Problem statement | Filter out everything except lines holding "triángulo".
:: Information shown
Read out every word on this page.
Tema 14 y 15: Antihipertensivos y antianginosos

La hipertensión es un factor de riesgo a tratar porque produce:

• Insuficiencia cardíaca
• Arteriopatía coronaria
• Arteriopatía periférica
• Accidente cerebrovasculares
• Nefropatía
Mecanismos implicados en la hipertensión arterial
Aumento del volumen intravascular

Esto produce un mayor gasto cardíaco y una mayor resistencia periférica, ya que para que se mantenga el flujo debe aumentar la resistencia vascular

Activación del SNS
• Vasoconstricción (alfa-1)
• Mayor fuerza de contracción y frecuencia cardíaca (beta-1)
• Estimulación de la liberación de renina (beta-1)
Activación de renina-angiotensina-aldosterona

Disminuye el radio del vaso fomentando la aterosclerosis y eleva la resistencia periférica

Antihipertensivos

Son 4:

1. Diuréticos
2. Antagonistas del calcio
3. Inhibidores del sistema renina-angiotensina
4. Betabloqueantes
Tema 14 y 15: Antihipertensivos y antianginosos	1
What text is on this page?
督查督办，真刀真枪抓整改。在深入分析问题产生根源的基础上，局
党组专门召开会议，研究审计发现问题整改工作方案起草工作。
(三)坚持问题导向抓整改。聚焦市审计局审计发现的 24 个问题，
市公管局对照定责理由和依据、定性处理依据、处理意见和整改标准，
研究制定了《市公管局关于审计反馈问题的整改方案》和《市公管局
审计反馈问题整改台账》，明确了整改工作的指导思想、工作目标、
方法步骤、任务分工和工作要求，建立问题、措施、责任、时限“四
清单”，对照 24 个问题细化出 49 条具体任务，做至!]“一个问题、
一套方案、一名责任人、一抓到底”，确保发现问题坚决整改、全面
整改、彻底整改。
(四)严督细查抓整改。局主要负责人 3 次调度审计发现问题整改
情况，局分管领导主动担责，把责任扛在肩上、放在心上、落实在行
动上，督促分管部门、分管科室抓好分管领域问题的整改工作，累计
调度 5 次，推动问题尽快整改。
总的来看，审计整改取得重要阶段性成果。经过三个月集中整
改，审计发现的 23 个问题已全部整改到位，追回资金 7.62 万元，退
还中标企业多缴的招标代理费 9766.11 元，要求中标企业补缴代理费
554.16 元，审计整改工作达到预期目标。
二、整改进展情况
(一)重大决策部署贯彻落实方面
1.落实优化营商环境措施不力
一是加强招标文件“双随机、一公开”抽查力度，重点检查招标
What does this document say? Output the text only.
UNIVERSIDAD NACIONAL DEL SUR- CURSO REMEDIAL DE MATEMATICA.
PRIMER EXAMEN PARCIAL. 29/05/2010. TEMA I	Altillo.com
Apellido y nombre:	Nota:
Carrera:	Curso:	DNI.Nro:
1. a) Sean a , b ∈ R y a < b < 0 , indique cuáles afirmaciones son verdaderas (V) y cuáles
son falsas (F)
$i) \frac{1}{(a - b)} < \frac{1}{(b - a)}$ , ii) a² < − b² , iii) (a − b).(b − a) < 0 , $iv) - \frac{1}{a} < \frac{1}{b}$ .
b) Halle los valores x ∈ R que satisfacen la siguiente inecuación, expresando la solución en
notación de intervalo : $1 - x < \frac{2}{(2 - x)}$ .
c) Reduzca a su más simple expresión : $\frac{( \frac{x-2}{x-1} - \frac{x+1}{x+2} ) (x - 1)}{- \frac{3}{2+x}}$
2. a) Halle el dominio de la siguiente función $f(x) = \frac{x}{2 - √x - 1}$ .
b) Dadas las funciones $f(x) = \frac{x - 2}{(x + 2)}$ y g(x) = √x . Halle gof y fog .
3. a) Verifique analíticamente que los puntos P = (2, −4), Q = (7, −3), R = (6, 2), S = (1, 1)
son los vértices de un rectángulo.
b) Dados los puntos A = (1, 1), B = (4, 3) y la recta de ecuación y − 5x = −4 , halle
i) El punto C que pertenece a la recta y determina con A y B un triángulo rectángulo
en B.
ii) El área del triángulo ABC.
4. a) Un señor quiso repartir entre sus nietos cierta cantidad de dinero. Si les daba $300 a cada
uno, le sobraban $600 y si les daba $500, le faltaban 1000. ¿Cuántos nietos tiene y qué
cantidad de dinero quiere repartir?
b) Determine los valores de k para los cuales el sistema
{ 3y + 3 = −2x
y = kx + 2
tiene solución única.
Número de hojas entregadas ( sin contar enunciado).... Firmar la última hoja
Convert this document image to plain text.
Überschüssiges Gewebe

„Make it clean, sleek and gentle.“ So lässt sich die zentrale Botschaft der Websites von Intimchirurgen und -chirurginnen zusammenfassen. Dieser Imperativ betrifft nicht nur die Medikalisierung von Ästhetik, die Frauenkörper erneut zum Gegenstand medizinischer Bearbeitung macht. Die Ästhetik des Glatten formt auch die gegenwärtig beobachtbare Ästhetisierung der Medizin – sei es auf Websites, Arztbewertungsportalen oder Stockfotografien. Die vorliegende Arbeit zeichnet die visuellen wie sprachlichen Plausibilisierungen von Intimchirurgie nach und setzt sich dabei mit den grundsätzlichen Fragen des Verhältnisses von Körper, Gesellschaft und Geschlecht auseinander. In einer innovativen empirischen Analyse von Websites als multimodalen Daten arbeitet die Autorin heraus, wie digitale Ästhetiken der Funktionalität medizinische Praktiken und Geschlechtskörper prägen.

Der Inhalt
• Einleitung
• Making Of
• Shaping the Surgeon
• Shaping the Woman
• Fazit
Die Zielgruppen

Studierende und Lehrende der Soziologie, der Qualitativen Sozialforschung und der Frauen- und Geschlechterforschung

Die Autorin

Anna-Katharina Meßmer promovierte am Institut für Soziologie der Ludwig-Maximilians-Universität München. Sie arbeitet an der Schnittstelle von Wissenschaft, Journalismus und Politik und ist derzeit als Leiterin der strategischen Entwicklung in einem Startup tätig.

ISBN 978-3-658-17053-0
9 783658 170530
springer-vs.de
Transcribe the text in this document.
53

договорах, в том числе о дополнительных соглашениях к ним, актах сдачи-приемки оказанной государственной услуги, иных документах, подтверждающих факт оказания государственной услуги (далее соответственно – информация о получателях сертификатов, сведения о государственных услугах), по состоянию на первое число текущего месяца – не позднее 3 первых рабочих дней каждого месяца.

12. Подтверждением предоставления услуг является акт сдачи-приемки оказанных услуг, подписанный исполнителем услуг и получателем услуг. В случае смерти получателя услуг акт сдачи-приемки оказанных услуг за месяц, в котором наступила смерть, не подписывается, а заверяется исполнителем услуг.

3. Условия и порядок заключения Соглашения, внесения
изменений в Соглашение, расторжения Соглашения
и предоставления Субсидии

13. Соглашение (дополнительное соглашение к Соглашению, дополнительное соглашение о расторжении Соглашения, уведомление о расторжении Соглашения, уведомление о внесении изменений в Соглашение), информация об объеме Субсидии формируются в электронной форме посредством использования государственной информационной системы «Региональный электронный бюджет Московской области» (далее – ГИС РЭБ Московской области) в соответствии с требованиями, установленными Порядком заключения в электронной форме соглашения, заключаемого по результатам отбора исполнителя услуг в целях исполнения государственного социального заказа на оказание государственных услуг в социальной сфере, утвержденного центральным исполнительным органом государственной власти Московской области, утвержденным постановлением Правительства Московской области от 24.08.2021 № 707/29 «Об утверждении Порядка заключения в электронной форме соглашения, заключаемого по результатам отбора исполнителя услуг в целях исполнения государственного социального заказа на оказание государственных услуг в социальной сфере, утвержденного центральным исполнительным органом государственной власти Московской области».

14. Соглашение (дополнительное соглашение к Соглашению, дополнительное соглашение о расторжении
::::
Exercise output |
i) El punto C que pertenece a la recta y determina con A y B un triángulo rectángulo
ii) El área del triángulo ABC.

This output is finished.